- _Required action 1_
Using the passage on running Windows on a Mac, answer:
(a) Which two paid virtual machine programs for Mac does it name?
(b) What free, open-source alternative does it suggest?
(c) What must you do to switch between OS X and Windows under Boot Camp?
- _Required action 2_
Continue the passage on running Windows on a Mac, starting after its final sentence.

- _Provided passage_
>>>
A virtual machine is one of the best ways to run a Windows environment on a Macintosh computer. VMs allow you to install Windows OS and other operating systems in a window on your Mac desktop and run it side-by-side like a normal application.
Some other very popular virtual machine programs for Mac include VMware Fusion and Parallels. Each of these is a paid program, so you’ll have to buy both a Windows license and a copy of your virtual machine program of choice. If you are looking for a free solution check out the open-source VirtualBox for Mac, but keep mind that its 3D graphics support and Mac operating system integration aren’t as good.
The only one big downside to running virtual machines within in Mac Operating System is its 3D graphics performance. This isn’t the best way to run Windows games on your Mac. Yes, it can work and that’s for older games; but you won’t get the best performance for the latest games in the market won’t be playable.
Boot Camp allows you to install Windows alongside OS X on your Mac. This feature has always been with Mac Operating System. You can only have one running operating system within boot camp at a time, so you’ll have to restart your Mac to switch between OS X and Windows.
Installing Windows with Boot Camp is the best idea if you want to play Windows games or use demanding applications that need all the performance they can get. When you install Windows on your Mac, you’ll be able to use Windows and Windows applications with the maximum possible performance because you are using the machine hardware to its peak performance; your Mac will perform as well as a Windows PC with the same specifications.
The downside here is that you can’t run Mac OS X applications and Windows applications side-by-side at the same time. If you just want to run a Windows desktop application alongside your Mac applications, a virtual machine will probably be ideal. On the other hand, if you want to play the latest Windows games on your Mac, Boot Camp will be ideal.
<<<
- _Given records_
>>>
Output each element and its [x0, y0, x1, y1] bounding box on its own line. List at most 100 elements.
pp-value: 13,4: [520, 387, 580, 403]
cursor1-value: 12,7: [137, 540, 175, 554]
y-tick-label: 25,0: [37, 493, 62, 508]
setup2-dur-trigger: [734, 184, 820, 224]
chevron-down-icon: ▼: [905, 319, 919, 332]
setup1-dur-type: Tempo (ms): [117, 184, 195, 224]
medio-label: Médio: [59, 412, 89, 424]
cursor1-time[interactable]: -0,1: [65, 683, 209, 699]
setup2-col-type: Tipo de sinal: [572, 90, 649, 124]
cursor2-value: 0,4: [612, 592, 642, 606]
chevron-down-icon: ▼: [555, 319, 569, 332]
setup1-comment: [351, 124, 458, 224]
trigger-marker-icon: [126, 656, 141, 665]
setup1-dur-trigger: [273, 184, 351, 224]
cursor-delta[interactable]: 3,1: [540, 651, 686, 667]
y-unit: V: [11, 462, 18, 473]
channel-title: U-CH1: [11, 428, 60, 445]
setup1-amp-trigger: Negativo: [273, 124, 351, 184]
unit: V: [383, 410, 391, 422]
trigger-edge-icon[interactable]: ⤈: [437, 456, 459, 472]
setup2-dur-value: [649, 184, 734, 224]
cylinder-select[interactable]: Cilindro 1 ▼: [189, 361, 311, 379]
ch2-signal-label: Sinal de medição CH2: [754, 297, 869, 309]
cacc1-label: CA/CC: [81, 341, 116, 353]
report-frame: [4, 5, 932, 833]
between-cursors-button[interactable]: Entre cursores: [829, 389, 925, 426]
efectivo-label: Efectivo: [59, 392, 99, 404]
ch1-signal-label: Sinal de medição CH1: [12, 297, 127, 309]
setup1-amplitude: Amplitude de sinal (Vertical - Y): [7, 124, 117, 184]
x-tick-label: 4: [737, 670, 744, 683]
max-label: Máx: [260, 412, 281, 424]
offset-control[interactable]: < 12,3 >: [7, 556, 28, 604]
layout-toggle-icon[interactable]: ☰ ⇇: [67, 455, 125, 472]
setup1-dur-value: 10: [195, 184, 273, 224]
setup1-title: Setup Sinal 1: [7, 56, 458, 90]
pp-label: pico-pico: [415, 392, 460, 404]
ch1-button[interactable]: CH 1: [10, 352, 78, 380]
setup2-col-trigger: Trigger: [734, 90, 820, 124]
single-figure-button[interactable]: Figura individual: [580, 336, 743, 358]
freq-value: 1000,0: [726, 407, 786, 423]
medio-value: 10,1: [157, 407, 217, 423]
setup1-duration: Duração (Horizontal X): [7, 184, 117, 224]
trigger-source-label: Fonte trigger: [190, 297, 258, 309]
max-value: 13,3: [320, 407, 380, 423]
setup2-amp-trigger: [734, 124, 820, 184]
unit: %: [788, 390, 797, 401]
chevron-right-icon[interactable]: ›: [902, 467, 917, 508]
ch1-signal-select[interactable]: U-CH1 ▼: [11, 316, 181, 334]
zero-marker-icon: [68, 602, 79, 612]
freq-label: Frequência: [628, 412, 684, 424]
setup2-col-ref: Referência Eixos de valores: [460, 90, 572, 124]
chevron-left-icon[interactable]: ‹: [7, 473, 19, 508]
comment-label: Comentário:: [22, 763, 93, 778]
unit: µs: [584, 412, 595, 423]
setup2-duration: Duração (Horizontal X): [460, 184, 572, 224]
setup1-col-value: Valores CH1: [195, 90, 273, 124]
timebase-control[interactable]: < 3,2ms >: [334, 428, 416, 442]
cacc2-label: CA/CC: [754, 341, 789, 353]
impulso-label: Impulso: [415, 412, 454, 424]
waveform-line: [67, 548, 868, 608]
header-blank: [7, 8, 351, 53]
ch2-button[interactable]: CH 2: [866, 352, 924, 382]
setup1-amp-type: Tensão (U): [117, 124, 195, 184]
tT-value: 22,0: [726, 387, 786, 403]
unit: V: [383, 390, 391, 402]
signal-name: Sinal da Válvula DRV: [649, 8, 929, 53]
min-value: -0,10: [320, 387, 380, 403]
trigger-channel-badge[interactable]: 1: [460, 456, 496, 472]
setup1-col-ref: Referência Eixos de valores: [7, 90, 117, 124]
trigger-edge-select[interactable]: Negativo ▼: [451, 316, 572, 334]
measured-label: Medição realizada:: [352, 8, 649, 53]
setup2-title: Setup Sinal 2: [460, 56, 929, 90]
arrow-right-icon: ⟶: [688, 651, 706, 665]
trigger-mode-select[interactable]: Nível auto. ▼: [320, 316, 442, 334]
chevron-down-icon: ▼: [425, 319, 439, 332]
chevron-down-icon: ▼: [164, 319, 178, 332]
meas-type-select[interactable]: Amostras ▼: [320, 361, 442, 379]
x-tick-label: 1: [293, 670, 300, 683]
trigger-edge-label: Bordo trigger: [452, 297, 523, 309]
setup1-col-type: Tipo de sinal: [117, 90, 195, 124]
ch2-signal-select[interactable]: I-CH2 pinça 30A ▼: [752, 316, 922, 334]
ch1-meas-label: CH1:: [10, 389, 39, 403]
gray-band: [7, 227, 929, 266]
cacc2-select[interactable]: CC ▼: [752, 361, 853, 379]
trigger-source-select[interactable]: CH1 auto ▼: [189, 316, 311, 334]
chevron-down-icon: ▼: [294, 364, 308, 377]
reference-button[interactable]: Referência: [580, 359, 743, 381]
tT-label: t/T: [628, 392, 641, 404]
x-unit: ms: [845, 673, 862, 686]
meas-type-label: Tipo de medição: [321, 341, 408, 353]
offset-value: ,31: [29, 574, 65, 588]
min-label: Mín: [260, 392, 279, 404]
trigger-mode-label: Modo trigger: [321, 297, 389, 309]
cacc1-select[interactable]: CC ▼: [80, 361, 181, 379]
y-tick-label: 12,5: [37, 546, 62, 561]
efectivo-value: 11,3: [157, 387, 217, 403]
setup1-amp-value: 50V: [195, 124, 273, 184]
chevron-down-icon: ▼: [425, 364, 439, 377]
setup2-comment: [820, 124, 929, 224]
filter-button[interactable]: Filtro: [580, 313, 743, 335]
<<<
- _Answer area 1_
(a) VMware Fusion and Parallels.
(b) VirtualBox for Mac.
(c) Restart the Mac.

- _Answer area 2_
Wine is an application which was originated on Linux. It’s a compatibility layer that allows Windows applications to run on other operating systems by re-writing the code. This means that Wine is nowhere near perfect. It won’t run every Windows application and will have many issues during the runtime of a Windows application. The Wine AppDB can give you some idea of which applications are supported, although its main focus is on Linux Operating Systems.
CrossOver for the Mac is a paid application that will run Windows programs on Mac. It uses the open-source Wine code to accomplish this, but CrossOver provides an awesome looking GUI [Graphical User Interface] and focuses on officially supporting popular programs on the Windows platform. If an officially supported program doesn’t work, you can contact CodeWeavers and expect them to make it work for you.
The last on my list is Remote Destkop. You could skip running Windows software on your Mac completely and use remote desktop software to access a remote Windows system running your applications of your choice. One of the cool features about Remote Desktop is you can run Windows on Chromebooks, Linux PCs, iPads, Android tablet, and other devices.
If you’re at home who has a Windows PC roaming around the house, you could configure that Windows PC for remote access and connect to it whenever you need a Windows application. This approach can be taken further by opening port 3389 on your router, so you an remote into your Windows PC from anywhere but make sure you have a strong firewall to backup your connection to your Windows PC.